• GIVEN INSTRUCTION
Reproduce the following material exactly, including every line.
___ DATA SUPPLIED ___
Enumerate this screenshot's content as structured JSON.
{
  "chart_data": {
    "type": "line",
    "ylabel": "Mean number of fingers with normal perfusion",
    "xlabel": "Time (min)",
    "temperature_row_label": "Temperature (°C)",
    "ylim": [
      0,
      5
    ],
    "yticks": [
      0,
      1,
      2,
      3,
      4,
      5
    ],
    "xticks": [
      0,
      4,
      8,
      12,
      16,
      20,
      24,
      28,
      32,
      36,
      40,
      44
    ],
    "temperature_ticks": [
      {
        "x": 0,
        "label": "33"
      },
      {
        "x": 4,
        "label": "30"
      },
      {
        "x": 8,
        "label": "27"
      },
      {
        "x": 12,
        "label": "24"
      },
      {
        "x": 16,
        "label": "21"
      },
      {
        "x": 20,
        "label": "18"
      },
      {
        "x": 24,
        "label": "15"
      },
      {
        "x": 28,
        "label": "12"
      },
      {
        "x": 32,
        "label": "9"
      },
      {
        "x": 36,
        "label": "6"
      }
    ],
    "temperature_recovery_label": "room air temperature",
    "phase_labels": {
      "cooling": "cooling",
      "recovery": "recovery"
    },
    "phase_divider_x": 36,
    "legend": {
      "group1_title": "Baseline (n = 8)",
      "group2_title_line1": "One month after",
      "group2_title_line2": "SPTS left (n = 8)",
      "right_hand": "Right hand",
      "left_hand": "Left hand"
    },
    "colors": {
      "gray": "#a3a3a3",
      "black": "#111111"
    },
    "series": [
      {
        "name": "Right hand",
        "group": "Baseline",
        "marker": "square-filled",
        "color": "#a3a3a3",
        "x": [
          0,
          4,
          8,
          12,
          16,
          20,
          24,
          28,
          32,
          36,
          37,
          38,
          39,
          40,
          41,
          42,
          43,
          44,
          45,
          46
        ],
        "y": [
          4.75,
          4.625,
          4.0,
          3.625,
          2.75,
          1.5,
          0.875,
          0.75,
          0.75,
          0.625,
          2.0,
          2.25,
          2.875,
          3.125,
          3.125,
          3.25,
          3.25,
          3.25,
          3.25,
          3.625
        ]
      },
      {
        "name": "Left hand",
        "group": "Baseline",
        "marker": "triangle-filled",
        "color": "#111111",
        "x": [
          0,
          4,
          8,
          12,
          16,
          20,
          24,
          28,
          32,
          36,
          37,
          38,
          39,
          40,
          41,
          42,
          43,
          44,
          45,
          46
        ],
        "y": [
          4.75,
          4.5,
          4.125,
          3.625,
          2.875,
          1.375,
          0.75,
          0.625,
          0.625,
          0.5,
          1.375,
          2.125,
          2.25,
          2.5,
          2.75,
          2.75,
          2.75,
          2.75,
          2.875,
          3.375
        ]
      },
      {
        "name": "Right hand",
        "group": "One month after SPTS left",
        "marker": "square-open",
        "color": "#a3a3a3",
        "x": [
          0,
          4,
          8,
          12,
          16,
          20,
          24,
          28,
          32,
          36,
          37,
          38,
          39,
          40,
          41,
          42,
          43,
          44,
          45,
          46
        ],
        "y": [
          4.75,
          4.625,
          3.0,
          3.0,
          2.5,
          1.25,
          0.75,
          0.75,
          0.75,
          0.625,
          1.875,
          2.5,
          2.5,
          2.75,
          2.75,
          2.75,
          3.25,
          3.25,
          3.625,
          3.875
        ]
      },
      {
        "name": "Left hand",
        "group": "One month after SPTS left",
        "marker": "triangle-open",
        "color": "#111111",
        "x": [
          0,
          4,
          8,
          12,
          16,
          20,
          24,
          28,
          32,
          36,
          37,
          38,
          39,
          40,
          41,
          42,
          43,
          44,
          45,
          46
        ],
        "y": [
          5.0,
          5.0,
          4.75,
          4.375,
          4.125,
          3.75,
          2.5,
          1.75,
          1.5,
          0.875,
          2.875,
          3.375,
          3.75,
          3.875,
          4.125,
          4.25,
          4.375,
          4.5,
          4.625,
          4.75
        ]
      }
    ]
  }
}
___
• FINAL RESULT
Enumerate this screenshot's content as structured JSON.
{
  "chart_data": {
    "type": "line",
    "ylabel": "Mean number of fingers with normal perfusion",
    "xlabel": "Time (min)",
    "temperature_row_label": "Temperature (°C)",
    "ylim": [
      0,
      5
    ],
    "yticks": [
      0,
      1,
      2,
      3,
      4,
      5
    ],
    "xticks": [
      0,
      4,
      8,
      12,
      16,
      20,
      24,
      28,
      32,
      36,
      40,
      44
    ],
    "temperature_ticks": [
      {
        "x": 0,
        "label": "33"
      },
      {
        "x": 4,
        "label": "30"
      },
      {
        "x": 8,
        "label": "27"
      },
      {
        "x": 12,
        "label": "24"
      },
      {
        "x": 16,
        "label": "21"
      },
      {
        "x": 20,
        "label": "18"
      },
      {
        "x": 24,
        "label": "15"
      },
      {
        "x": 28,
        "label": "12"
      },
      {
        "x": 32,
        "label": "9"
      },
      {
        "x": 36,
        "label": "6"
      }
    ],
    "temperature_recovery_label": "room air temperature",
    "phase_labels": {
      "cooling": "cooling",
      "recovery": "recovery"
    },
    "phase_divider_x": 36,
    "legend": {
      "group1_title": "Baseline (n = 8)",
      "group2_title_line1": "One month after",
      "group2_title_line2": "SPTS left (n = 8)",
      "right_hand": "Right hand",
      "left_hand": "Left hand"
    },
    "colors": {
      "gray": "#a3a3a3",
      "black": "#111111"
    },
    "series": [
      {
        "name": "Right hand",
        "group": "Baseline",
        "marker": "square-filled",
        "color": "#a3a3a3",
        "x": [
          0,
          4,
          8,
          12,
          16,
          20,
          24,
          28,
          32,
          36,
          37,
          38,
          39,
          40,
          41,
          42,
          43,
          44,
          45,
          46
        ],
        "y": [
          4.75,
          4.625,
          4.0,
          3.625,
          2.75,
          1.5,
          0.875,
          0.75,
          0.75,
          0.625,
          2.0,
          2.25,
          2.875,
          3.125,
          3.125,
          3.25,
          3.25,
          3.25,
          3.25,
          3.625
        ]
      },
      {
        "name": "Left hand",
        "group": "Baseline",
        "marker": "triangle-filled",
        "color": "#111111",
        "x": [
          0,
          4,
          8,
          12,
          16,
          20,
          24,
          28,
          32,
          36,
          37,
          38,
          39,
          40,
          41,
          42,
          43,
          44,
          45,
          46
        ],
        "y": [
          4.75,
          4.5,
          4.125,
          3.625,
          2.875,
          1.375,
          0.75,
          0.625,
          0.625,
          0.5,
          1.375,
          2.125,
          2.25,
          2.5,
          2.75,
          2.75,
          2.75,
          2.75,
          2.875,
          3.375
        ]
      },
      {
        "name": "Right hand",
        "group": "One month after SPTS left",
        "marker": "square-open",
        "color": "#a3a3a3",
        "x": [
          0,
          4,
          8,
          12,
          16,
          20,
          24,
          28,
          32,
          36,
          37,
          38,
          39,
          40,
          41,
          42,
          43,
          44,
          45,
          46
        ],
        "y": [
          4.75,
          4.625,
          3.0,
          3.0,
          2.5,
          1.25,
          0.75,
          0.75,
          0.75,
          0.625,
          1.875,
          2.5,
          2.5,
          2.75,
          2.75,
          2.75,
          3.25,
          3.25,
          3.625,
          3.875
        ]
      },
      {
        "name": "Left hand",
        "group": "One month after SPTS left",
        "marker": "triangle-open",
        "color": "#111111",
        "x": [
          0,
          4,
          8,
          12,
          16,
          20,
          24,
          28,
          32,
          36,
          37,
          38,
          39,
          40,
          41,
          42,
          43,
          44,
          45,
          46
        ],
        "y": [
          5.0,
          5.0,
          4.75,
          4.375,
          4.125,
          3.75,
          2.5,
          1.75,
          1.5,
          0.875,
          2.875,
          3.375,
          3.75,
          3.875,
          4.125,
          4.25,
          4.375,
          4.5,
          4.625,
          4.75
        ]
      }
    ]
  }
}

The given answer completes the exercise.